## [Dataset rows]

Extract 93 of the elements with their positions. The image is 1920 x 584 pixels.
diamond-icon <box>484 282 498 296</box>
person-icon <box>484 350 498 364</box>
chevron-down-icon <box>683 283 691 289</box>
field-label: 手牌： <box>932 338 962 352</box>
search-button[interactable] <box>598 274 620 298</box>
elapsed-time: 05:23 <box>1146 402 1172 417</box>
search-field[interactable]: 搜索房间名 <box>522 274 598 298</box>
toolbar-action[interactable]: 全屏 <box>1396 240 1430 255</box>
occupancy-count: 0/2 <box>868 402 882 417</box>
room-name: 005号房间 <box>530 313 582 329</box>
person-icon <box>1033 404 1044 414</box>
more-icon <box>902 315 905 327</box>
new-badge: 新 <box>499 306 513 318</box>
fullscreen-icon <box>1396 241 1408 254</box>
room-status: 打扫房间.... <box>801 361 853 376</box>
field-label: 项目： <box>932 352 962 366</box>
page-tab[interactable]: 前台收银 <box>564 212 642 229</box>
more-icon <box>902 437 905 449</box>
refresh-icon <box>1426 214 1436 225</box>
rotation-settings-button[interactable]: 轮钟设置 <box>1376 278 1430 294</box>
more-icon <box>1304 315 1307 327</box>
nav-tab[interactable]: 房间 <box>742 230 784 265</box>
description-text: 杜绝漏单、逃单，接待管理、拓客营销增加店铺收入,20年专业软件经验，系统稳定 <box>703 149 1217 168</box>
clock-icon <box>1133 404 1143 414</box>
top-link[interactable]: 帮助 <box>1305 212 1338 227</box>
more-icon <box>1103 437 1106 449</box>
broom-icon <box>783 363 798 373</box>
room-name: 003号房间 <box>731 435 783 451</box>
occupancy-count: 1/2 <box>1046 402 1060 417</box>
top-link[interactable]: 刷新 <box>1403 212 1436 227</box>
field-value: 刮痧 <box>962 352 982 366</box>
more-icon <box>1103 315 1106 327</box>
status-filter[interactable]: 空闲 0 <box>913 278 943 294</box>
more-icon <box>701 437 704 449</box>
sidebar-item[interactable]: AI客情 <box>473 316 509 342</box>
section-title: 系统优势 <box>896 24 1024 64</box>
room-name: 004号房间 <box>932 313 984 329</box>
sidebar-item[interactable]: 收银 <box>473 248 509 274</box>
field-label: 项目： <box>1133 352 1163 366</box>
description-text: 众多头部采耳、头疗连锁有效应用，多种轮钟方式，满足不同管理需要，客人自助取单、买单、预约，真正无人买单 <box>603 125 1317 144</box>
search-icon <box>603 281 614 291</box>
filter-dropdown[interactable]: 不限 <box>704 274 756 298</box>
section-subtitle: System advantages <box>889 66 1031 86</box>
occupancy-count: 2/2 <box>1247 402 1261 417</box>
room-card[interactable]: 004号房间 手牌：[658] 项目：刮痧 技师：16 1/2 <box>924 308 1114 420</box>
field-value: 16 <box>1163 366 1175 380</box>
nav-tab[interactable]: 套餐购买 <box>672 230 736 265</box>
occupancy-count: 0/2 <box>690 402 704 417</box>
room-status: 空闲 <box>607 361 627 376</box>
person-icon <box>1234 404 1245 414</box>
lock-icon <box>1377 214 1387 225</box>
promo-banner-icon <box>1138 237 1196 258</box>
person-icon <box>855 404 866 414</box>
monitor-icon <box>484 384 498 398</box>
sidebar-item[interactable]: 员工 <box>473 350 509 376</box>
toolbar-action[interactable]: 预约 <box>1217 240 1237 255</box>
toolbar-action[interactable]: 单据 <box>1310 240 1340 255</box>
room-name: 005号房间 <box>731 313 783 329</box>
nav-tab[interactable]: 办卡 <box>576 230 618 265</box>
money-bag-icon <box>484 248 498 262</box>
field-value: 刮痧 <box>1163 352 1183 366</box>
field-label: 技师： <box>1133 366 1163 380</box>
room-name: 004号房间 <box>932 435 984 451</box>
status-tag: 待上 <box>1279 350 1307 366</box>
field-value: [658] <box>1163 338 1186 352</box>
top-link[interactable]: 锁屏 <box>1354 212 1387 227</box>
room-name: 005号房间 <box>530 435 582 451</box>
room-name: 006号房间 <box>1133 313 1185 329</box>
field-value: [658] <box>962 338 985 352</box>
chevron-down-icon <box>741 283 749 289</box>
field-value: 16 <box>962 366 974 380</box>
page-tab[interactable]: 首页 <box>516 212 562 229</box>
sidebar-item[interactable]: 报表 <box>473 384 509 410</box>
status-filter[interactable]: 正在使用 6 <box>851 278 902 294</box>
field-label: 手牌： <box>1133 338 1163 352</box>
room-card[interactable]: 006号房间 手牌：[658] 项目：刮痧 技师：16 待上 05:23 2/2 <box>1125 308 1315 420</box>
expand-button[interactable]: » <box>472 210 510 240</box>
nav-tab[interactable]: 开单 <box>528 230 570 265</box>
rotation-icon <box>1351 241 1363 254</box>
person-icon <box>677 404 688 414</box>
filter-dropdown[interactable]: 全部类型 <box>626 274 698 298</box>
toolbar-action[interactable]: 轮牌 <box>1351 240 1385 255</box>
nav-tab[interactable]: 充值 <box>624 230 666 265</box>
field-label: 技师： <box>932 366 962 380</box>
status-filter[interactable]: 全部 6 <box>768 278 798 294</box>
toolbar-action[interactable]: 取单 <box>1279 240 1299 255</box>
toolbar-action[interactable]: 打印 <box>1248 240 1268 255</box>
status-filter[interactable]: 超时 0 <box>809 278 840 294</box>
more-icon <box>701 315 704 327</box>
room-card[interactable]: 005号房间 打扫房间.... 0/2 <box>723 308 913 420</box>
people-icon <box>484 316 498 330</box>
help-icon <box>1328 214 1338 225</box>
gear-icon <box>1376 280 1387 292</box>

...

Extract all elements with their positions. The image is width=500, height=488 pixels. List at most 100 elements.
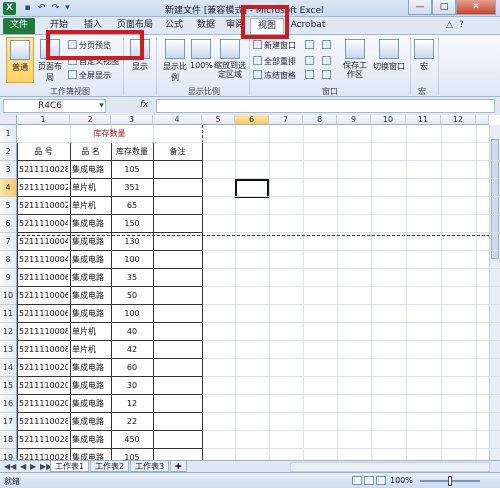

## [Your goal]
Return the entries from the line containing "Extract 93 of" through the line containing "toolbar-action[interactable]: 全屏 <box>1396", inclusive, reproducing each line without any change.

## [Written reply]
Extract 93 of the elements with their positions. The image is 1920 x 584 pixels.
diamond-icon <box>484 282 498 296</box>
person-icon <box>484 350 498 364</box>
chevron-down-icon <box>683 283 691 289</box>
field-label: 手牌： <box>932 338 962 352</box>
search-button[interactable] <box>598 274 620 298</box>
elapsed-time: 05:23 <box>1146 402 1172 417</box>
search-field[interactable]: 搜索房间名 <box>522 274 598 298</box>
toolbar-action[interactable]: 全屏 <box>1396 240 1430 255</box>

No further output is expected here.